*AIM OF THE TASK*: Determine the count of lines holding the string "写入单元格". Return only the number.

*GIVEN ENTRIES*:
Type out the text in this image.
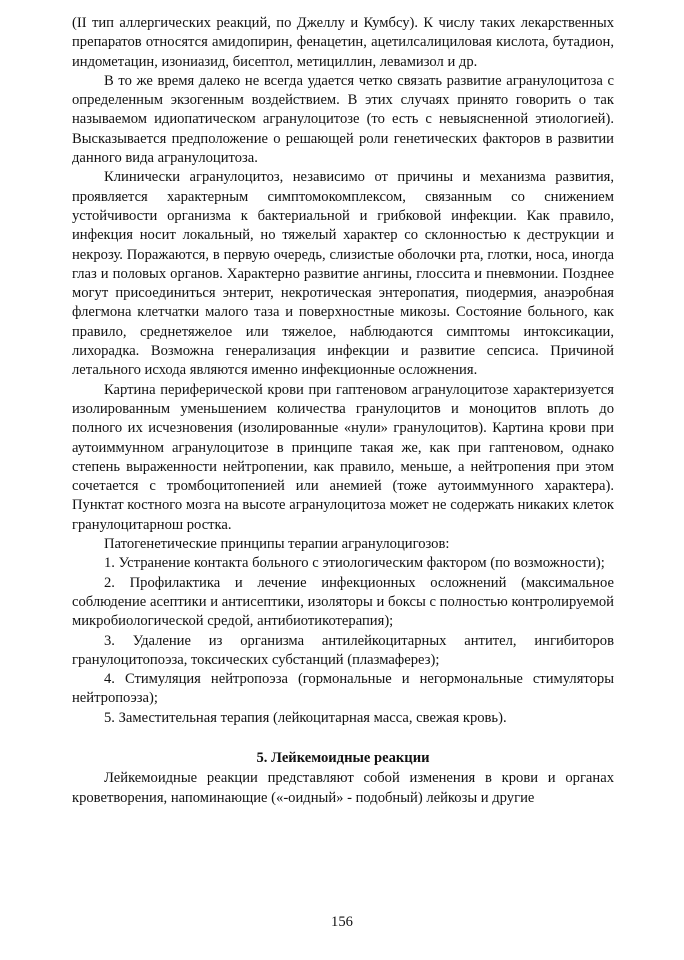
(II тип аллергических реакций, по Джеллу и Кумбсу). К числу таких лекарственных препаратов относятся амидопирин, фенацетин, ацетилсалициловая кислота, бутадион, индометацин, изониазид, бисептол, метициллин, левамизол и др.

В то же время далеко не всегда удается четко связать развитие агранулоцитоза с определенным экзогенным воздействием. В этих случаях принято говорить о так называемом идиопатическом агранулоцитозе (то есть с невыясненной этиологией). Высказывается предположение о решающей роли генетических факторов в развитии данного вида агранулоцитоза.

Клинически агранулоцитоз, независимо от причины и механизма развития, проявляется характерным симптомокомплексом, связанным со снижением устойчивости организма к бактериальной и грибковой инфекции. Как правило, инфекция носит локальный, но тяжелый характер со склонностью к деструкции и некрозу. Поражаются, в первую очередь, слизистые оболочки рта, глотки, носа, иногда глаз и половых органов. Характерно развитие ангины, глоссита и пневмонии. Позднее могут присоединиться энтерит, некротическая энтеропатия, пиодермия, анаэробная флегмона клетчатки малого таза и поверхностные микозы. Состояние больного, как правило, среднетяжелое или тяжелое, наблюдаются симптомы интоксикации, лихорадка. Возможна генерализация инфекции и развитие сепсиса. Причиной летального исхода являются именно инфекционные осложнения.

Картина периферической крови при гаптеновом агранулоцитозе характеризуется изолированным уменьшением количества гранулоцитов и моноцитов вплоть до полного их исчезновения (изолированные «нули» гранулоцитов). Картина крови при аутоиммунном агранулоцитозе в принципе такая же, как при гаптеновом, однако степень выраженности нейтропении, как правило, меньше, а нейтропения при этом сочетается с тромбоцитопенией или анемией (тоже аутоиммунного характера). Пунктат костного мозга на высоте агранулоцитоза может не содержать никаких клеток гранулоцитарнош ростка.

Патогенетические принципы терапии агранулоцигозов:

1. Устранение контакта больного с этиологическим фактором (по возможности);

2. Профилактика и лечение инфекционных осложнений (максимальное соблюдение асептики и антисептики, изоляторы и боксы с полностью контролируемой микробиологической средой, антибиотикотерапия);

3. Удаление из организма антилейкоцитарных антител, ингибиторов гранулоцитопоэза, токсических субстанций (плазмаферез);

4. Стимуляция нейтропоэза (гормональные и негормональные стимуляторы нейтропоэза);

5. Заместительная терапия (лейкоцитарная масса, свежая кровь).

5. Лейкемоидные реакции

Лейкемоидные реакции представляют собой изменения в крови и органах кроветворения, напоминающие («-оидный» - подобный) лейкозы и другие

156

* * *

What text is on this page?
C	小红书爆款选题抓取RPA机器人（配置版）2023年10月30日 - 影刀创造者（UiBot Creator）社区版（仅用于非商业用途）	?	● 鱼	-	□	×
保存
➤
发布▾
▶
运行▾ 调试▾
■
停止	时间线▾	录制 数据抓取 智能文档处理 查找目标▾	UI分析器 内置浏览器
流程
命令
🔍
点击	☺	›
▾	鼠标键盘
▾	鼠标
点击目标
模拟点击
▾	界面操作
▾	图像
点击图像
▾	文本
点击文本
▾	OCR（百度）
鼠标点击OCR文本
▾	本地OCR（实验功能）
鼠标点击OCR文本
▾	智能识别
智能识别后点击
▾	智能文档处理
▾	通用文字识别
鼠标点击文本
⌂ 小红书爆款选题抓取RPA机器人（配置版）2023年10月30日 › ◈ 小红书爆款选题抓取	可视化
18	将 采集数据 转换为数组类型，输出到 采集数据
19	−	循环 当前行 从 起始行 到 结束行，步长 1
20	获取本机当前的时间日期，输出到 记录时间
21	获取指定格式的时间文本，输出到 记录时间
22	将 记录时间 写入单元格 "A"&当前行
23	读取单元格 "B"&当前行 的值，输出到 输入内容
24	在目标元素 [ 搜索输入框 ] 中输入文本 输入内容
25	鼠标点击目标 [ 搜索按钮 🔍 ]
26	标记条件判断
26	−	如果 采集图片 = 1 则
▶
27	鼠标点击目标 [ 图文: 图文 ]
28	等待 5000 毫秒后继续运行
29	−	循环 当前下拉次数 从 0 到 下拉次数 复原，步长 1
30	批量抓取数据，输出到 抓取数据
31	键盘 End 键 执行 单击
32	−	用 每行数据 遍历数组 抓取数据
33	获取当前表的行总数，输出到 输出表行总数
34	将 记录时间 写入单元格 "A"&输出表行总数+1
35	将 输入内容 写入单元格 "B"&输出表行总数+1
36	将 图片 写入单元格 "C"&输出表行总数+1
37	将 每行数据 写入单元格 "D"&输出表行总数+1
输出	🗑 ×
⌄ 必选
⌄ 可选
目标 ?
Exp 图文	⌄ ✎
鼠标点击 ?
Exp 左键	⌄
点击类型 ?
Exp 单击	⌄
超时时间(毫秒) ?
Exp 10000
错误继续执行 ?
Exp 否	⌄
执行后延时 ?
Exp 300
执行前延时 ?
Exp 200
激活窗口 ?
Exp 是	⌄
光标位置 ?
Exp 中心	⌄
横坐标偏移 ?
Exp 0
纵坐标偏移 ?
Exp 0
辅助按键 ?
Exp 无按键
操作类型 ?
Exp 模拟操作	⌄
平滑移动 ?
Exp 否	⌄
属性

--

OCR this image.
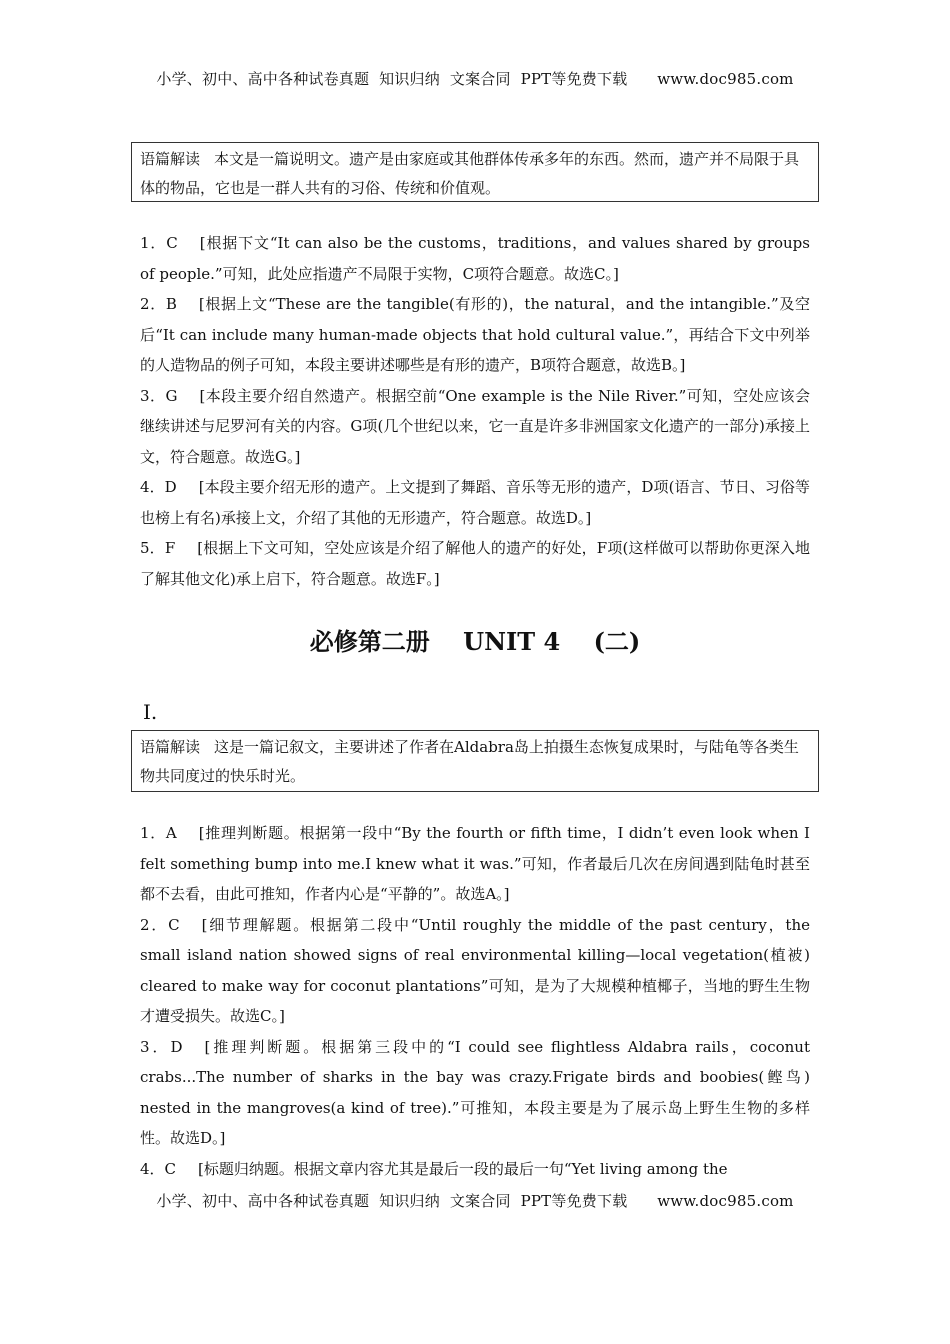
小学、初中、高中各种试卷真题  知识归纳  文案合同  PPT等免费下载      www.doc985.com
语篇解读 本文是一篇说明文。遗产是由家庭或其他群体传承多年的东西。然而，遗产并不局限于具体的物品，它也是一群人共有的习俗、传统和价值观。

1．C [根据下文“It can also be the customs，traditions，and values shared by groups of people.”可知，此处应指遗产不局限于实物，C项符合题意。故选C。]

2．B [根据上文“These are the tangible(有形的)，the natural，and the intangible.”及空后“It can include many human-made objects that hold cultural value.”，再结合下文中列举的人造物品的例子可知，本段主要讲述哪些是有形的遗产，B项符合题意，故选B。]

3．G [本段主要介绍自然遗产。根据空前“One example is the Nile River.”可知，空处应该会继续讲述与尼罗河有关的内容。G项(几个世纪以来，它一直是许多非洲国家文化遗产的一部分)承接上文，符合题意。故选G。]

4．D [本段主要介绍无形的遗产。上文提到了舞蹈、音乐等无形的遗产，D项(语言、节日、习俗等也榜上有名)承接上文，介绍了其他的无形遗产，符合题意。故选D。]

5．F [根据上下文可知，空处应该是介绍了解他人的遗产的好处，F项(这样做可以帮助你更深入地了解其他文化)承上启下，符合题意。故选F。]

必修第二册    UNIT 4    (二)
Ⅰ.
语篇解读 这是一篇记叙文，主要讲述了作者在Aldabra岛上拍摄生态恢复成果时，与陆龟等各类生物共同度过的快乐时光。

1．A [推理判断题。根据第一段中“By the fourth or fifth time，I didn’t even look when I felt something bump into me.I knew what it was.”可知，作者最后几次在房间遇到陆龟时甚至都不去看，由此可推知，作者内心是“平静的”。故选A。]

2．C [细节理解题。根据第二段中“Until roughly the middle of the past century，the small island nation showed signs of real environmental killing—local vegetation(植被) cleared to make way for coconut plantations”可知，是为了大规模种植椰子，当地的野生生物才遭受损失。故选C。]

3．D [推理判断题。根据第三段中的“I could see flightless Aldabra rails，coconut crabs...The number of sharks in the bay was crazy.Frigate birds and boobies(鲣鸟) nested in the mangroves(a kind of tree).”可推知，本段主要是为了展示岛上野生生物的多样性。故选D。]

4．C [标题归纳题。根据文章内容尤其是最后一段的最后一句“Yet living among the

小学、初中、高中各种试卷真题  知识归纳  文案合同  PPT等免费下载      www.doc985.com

*THE REPLY*: 5